:: Document passage
Another thing that newbies don't get is that well-built languages are usually optimized so that the more obvious and more commonly-used approaches are actually faster than that tangled mass of "optimized" code you just wrote. Profiling profiling profiling. Don't just guess.
So, the points are: performance should be a secondary concern, but secondary is still pretty high up on the list, and optimization should be based on information gathered with a profiler, not what sounds efficient or inefficient. Sorry for rambling, I hope this post contributes something to something. I just have a tendency to spew everything I have to say about a topic all in one place every now and then, even if only some of it is relevant. I guess you could boil this post down to a "me too", but only if you boiled it a lot.
Yes, but if we want quick prototyping, we also want transformation of the prototype to something we'll use, which might need to be faster than our mockup. Take for example Arki: the wikitext parser was written easily using a quick prototype on raymyers' treeparse, but in actual use, the wikitext parser was too slow. Unfortunately, there's no easy way to transform the parser structure to faster techniques (such as state machines), without doing it by hand, which rather undermines the purpose of the quick prototype. By optimizing the underlying parser, however, the prototype was still useable, and by exposing a few more particular combinations (such as nil-returning sequences, for when we only care that a syntax exists or doesn't exist, not the individual charactes of the syntax), we can refine the prototype into something faster.
I tried that. Not very easy as Ikarus' hash-tables don't work like mzscheme's (there is no "equal" hash-tables). You would have to rewrite the reader too. And I'm not sure we would get all the stuff with sockets and networking. It doesn't have an FFI yet, either.
Well, actually, I'm not sure if implementing a still-designed language in the beta-release of a compiler is a long-term solution... :) Maybe in a few months / years this could be done ? But as for now, I think porting it to CL would be easier.
If you look in the long term run the best (and most difficult) solution would be to write an Arc compiler that translates Arc code directly in machine code.
I also suggest that. In fact, looking at Chicken's implementation - stack == heap - is rather inspiring, because it shows exactly how a garbage-collected memory manager should be done: just decrement a pointer, in this case the stack pointer. Brilliant IMO. Wish I'd thought of that.
::::
:: Data section
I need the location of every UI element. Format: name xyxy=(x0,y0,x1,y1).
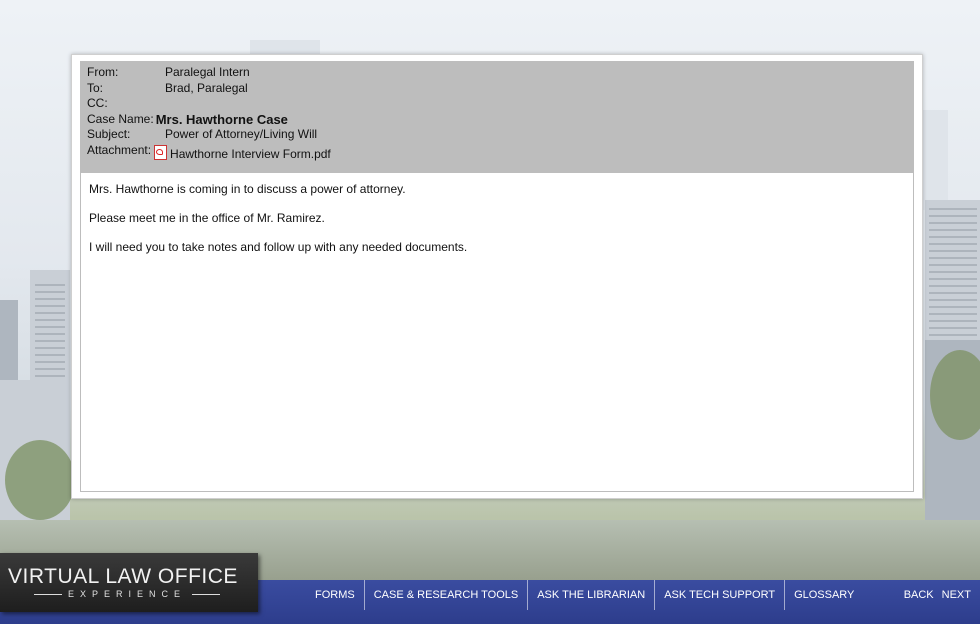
::::
## Work to do
From the forum thread above on Arc and optimization, write out word for word the part that opens with the words containing "So, the points" and closes with "boiled it a lot.".

## Exercise output
So, the points are: performance should be a secondary concern, but secondary is still pretty high up on the list, and optimization should be based on information gathered with a profiler, not what sounds efficient or inefficient. Sorry for rambling, I hope this post contributes something to something. I just have a tendency to spew everything I have to say about a topic all in one place every now and then, even if only some of it is relevant. I guess you could boil this post down to a "me too", but only if you boiled it a lot.